BEGIN Reading passage

In the present study, we retrospectively analyzed the clinical features of fetuses with 22q11.2DS and 22q11.2DupS analyzed over the past 4 years by SNP-array analysis to provide a clinical basis for prenatal diagnosis of these two common syndromes. Despite the small number of cases, this is the first time that Chinese data for the diagnosis of 22q11.2 CNV by the SNP-array technique have been obtained by amniocentesis. Our detection rate of 22q11.2DS (1:137) is similar to that reported by Kaminsky et al. (1/169), but 22q11.2DupS shows a lower detection rate (1:205.5), probably because of its milder phenotype [9, 13]. However, the overall positive detection rates in our center for the two syndromes are significantly higher than those reported previously [1, 3, 8], probably due to our patient selection criteria. The diagnosis would be more convincing if we could obtain the CNV data of the 5 couples with 22q11.2 region-problem pregnancy. However, such information was not available due to refusal of further inspections from the parents at the time of publication.

END Reading passage

Task brief -
Continue the discussion of prenatal SNP-array detection of 22q11.2 deletions and duplications from where it stops. The records have nothing to do with this.

BEGIN Data

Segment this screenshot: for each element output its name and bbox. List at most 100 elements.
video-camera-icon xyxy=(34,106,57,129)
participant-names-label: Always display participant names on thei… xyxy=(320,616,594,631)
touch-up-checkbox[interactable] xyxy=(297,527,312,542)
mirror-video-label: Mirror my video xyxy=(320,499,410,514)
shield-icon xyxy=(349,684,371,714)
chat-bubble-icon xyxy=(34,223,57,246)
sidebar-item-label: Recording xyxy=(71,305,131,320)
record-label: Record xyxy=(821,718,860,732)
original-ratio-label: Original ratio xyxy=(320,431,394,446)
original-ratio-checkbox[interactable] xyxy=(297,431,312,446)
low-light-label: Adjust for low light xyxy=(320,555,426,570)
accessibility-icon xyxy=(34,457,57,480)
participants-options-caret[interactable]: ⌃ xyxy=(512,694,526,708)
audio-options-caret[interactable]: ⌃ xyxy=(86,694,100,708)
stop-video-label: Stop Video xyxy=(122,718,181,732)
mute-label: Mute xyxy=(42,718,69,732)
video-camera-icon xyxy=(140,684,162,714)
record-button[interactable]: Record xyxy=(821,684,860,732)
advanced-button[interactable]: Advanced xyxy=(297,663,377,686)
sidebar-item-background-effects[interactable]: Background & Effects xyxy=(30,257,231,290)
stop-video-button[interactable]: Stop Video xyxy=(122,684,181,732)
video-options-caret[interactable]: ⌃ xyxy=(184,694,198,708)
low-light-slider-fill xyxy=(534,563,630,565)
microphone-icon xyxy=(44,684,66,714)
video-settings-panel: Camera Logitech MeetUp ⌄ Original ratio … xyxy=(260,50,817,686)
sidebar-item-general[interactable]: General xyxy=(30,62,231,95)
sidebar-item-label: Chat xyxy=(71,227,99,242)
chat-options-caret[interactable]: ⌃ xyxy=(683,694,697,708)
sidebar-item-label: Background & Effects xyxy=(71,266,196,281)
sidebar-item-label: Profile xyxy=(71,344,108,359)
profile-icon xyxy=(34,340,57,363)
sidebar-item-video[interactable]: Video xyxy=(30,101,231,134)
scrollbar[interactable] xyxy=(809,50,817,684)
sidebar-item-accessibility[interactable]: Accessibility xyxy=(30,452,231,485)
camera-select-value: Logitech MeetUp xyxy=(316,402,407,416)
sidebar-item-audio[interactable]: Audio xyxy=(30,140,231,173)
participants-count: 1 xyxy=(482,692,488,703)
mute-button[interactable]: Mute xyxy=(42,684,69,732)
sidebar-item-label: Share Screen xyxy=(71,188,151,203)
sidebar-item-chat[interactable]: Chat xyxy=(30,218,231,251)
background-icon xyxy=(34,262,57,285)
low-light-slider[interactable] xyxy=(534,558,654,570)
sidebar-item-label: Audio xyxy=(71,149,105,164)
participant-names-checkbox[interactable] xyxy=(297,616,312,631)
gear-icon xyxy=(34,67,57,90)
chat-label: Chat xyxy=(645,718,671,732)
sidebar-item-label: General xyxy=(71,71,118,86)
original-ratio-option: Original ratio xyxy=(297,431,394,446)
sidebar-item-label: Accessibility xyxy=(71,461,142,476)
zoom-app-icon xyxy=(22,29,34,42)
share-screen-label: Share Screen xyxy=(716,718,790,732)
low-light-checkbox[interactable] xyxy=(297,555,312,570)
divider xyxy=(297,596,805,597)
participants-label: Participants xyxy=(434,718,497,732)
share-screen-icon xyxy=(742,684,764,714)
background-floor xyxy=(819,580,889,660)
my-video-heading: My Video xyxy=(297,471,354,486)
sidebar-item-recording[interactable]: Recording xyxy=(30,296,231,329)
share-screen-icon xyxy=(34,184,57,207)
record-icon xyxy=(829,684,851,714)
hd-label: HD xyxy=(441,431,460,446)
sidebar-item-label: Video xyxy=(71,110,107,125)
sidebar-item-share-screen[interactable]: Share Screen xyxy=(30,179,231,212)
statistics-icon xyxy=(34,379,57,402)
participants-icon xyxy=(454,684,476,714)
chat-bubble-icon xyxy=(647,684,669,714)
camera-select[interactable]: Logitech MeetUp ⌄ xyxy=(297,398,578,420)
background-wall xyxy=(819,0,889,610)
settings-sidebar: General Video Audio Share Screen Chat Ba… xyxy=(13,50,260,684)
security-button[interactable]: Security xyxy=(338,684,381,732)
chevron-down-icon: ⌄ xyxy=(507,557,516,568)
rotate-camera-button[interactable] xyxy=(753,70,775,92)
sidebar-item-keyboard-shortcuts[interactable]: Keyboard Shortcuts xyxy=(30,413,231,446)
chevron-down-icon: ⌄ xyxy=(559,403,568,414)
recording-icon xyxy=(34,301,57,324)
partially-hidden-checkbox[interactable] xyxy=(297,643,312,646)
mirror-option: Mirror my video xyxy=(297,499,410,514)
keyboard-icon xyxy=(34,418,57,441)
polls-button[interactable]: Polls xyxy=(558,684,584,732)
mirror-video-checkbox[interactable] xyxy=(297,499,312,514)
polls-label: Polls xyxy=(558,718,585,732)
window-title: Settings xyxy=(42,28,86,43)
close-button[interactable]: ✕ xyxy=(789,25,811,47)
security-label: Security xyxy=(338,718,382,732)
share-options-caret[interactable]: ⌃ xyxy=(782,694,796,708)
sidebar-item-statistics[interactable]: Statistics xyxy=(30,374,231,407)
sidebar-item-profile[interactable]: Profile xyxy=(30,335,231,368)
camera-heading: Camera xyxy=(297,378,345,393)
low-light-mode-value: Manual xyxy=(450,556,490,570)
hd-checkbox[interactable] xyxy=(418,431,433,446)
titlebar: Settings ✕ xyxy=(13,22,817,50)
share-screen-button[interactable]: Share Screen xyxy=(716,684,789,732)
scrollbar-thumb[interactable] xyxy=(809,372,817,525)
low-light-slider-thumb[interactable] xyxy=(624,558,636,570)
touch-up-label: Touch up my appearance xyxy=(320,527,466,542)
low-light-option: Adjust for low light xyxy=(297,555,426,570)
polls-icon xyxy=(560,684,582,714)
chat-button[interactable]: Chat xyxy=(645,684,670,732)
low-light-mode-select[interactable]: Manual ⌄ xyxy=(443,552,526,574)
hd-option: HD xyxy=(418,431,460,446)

END Data

Result of this task -
Prenatal BoBs™ and SNP-array analysis have become popular diagnostic technologies for common aneuploidies and other microdeletion or microduplication syndromes in the past several years in China [14]. Prenatal BoBs™ is a bead-based multiplex technology that detects chromosome 13,18, 21, and X/Y aneuploidies and nine frequent microdeletion syndromes [15, 16]. However, whole-genome SNP-array analysis has demonstrated higher resolution and more accurate CNV detection than BoBs™ technology [9]. In addition, SNP-array analysis can detect many other pathogenic/likely pathogenic microdeletions/duplications in addition to aneuploidy/partial aneuploidy, triploidy, UPD, and other disorders [17]. FISH detection had been the gold standard for identifying microdeletions and microduplications. However, owing to the rapid development of new technologies, it is currently used as a verification method for known variations. Traditional karyotype analysis cannot distinguish copy number variations < 5 Mb. Although FISH detection is accurate, it may miss a small fragment or an atypical variation. BoB detection can only provide an indication of the amplification or deletion of the probe signal position. SNP-array technology accurately detects the position, size and genetic content of copy number variations. Therefore, SNP-array technology shows a unique advantage in detecting unknown copy number variations, including 22q11.2 CNVs.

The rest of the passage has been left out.